### Problem
Lines holding the string "cette" are the ones to copy from this listing.

Extracted data entries:
************

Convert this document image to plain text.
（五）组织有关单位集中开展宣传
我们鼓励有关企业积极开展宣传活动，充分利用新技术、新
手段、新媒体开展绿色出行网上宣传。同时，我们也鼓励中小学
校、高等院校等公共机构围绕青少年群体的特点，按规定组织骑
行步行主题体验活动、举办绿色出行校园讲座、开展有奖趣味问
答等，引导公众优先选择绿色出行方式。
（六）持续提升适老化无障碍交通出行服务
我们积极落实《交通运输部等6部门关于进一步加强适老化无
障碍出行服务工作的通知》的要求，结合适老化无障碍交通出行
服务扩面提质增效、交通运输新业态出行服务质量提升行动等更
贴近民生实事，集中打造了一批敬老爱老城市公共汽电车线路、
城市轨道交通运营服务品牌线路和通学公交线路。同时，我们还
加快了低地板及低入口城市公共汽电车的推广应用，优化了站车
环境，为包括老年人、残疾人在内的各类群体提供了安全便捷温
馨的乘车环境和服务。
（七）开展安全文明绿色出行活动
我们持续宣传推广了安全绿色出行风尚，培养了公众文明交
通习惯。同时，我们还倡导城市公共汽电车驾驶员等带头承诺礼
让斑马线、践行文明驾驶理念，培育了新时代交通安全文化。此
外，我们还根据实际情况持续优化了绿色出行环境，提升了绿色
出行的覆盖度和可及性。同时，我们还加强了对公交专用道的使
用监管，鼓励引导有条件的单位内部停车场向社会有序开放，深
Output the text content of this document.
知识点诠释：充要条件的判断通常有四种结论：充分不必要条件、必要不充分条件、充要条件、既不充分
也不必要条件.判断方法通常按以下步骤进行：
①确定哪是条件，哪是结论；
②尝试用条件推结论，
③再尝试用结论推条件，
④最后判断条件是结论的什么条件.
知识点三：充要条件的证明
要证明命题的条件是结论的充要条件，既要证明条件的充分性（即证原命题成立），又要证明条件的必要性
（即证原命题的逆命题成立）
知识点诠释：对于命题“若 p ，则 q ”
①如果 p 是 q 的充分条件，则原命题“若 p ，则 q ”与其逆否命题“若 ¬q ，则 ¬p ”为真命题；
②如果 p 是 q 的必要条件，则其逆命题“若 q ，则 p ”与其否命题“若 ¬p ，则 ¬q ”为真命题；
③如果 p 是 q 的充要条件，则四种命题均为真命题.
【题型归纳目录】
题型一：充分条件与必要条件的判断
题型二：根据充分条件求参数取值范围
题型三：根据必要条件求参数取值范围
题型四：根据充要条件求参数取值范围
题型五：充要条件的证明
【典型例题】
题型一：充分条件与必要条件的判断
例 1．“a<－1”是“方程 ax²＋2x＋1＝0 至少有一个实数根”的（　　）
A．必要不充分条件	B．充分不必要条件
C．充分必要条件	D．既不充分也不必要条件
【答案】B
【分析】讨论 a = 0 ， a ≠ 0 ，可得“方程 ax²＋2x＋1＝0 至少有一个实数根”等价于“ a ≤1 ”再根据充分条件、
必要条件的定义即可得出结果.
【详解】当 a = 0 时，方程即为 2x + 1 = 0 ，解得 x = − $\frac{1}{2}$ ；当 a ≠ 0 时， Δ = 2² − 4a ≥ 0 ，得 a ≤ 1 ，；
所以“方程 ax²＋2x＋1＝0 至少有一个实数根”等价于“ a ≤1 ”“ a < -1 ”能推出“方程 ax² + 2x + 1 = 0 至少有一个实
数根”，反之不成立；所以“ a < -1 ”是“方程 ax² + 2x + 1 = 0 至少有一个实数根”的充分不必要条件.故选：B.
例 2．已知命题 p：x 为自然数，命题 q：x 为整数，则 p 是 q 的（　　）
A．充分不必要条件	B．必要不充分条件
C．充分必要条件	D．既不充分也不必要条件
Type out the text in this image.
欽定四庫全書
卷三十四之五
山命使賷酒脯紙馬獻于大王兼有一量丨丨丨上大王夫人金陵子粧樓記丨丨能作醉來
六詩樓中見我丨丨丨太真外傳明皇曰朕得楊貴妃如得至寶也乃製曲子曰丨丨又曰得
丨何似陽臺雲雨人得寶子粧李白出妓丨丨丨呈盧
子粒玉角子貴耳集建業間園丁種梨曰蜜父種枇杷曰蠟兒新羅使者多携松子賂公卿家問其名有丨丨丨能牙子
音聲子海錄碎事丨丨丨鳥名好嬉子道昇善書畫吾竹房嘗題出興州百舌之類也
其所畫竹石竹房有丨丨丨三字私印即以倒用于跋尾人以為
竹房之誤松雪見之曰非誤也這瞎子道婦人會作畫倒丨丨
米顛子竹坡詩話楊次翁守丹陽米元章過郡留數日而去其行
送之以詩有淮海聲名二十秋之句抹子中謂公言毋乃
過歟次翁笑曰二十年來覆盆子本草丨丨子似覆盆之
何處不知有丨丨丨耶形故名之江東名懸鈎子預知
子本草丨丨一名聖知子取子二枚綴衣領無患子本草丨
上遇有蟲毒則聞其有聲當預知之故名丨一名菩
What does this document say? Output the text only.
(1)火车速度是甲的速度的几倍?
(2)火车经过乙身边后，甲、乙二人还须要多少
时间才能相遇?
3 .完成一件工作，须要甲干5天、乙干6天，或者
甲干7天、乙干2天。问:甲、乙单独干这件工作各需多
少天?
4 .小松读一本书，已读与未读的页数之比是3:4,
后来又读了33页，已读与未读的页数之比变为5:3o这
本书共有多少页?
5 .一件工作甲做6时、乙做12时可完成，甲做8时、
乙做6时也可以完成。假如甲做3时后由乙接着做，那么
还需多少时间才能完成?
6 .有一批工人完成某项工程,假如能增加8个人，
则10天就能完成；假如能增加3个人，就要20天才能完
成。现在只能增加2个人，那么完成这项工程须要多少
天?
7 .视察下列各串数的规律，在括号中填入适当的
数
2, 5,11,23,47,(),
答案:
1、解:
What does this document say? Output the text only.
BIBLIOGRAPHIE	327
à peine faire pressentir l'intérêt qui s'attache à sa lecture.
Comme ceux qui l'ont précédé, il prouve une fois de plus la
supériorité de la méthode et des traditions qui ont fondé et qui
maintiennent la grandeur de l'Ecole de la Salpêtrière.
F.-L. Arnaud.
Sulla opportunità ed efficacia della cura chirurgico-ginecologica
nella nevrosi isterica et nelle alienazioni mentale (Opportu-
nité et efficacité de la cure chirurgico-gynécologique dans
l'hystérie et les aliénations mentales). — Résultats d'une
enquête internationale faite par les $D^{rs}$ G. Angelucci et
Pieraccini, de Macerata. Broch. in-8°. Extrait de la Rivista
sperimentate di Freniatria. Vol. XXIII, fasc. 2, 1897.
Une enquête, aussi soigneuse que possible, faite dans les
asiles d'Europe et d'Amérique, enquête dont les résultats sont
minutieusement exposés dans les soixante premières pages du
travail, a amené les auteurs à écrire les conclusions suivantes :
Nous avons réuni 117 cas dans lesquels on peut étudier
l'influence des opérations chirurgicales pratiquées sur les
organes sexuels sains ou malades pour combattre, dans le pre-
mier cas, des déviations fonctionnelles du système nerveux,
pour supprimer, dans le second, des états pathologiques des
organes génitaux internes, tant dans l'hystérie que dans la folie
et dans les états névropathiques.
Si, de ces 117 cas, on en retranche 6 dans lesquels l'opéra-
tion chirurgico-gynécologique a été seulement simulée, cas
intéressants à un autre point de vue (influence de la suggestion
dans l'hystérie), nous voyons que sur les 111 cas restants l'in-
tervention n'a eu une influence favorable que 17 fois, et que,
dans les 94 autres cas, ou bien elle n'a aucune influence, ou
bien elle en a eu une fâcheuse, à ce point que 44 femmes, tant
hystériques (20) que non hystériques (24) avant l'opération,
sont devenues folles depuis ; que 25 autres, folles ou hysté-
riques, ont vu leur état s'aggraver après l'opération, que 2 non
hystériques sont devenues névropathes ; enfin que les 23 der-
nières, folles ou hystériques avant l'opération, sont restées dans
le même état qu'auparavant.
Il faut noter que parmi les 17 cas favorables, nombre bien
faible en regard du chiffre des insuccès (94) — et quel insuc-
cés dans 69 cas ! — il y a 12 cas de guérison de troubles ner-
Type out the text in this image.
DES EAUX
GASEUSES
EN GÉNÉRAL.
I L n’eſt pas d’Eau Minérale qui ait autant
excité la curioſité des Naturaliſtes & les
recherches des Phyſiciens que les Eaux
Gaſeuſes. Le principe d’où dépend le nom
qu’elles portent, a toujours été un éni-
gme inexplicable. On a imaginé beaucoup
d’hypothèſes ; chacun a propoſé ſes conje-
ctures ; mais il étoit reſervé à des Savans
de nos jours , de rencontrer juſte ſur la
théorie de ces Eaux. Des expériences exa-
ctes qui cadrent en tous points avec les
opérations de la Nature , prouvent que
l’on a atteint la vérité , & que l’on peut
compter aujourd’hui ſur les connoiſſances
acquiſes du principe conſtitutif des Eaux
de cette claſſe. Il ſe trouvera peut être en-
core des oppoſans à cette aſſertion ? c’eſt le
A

************

### The response
de cette claſſe. Il ſe trouvera peut être en-
core des oppoſans à cette aſſertion ? c’eſt le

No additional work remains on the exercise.